» DESCRIPTION OF THE TASK
Copy each line where the word "runs" occurs.

» Items from a figure collection
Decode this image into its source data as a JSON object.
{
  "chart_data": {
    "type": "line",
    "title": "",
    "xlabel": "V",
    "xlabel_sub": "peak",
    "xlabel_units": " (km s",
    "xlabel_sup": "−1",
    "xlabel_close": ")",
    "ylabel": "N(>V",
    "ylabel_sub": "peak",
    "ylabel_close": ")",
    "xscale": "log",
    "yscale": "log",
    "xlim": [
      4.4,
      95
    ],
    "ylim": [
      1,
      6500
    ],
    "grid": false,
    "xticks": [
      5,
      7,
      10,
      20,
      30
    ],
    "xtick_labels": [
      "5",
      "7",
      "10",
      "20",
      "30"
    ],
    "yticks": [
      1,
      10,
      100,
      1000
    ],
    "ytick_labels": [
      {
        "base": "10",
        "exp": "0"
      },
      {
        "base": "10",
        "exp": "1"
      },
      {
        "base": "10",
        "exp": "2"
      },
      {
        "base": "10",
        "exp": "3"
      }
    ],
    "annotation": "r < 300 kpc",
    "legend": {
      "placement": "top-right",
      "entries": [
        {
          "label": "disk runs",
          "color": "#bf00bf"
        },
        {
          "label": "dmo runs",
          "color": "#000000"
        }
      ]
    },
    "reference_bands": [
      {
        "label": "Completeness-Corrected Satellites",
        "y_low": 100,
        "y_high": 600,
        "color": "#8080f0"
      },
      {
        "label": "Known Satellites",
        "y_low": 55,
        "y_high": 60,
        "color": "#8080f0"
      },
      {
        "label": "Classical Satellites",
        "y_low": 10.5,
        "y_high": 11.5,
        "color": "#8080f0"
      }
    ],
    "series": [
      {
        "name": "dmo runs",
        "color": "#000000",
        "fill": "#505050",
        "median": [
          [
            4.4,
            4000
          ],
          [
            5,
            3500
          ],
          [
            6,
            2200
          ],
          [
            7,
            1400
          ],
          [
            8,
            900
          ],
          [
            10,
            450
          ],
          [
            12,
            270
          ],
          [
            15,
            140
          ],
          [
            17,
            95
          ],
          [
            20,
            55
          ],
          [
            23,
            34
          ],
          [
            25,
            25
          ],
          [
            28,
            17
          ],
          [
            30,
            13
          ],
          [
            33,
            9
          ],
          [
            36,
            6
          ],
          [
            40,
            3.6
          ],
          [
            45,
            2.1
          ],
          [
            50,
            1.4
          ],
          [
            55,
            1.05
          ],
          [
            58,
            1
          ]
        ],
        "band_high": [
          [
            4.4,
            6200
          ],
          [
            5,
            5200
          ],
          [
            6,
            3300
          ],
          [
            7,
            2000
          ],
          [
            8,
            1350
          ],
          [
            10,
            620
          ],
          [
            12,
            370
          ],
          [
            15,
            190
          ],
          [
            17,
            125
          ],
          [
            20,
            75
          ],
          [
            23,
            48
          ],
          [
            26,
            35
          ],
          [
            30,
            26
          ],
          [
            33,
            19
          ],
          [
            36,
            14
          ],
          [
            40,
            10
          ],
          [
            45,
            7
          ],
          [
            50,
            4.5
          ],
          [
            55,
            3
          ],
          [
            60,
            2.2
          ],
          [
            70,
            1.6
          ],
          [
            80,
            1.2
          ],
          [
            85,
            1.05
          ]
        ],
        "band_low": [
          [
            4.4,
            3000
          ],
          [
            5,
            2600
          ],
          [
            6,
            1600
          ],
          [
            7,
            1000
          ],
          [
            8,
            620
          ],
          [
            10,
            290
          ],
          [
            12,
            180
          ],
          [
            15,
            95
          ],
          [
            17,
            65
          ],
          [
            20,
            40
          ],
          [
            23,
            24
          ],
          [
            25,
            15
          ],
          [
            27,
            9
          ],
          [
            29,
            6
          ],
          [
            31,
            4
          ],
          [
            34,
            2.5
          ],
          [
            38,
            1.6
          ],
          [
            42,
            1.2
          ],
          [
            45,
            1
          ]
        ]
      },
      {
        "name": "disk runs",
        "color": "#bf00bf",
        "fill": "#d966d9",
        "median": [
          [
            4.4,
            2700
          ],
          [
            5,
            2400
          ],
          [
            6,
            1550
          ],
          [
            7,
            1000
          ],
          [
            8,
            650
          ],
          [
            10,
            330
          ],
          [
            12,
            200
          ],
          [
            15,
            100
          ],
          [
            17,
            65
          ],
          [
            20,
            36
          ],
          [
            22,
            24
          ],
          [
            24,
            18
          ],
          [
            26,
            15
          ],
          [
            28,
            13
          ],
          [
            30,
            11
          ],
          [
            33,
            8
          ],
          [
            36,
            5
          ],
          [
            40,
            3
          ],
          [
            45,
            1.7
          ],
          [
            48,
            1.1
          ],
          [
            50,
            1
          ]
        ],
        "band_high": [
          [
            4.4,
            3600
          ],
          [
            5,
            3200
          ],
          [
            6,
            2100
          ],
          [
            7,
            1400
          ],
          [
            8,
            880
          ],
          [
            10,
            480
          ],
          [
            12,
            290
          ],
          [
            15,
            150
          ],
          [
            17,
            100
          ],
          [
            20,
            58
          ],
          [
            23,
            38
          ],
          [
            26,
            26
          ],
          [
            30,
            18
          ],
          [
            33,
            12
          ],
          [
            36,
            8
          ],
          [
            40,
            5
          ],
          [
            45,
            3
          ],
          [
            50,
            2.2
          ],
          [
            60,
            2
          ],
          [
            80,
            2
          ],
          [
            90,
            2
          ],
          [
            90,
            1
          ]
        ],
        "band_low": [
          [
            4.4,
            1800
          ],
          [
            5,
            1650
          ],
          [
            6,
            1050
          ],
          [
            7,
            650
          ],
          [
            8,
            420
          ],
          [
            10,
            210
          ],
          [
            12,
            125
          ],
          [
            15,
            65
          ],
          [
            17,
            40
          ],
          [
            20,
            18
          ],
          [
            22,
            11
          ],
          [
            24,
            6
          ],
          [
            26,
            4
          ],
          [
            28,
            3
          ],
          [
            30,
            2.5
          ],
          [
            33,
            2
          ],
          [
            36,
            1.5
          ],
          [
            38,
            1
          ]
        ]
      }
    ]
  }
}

» FINISHED ANSWER
          "label": "disk runs",
          "label": "dmo runs",
        "name": "dmo runs",
        "name": "disk runs",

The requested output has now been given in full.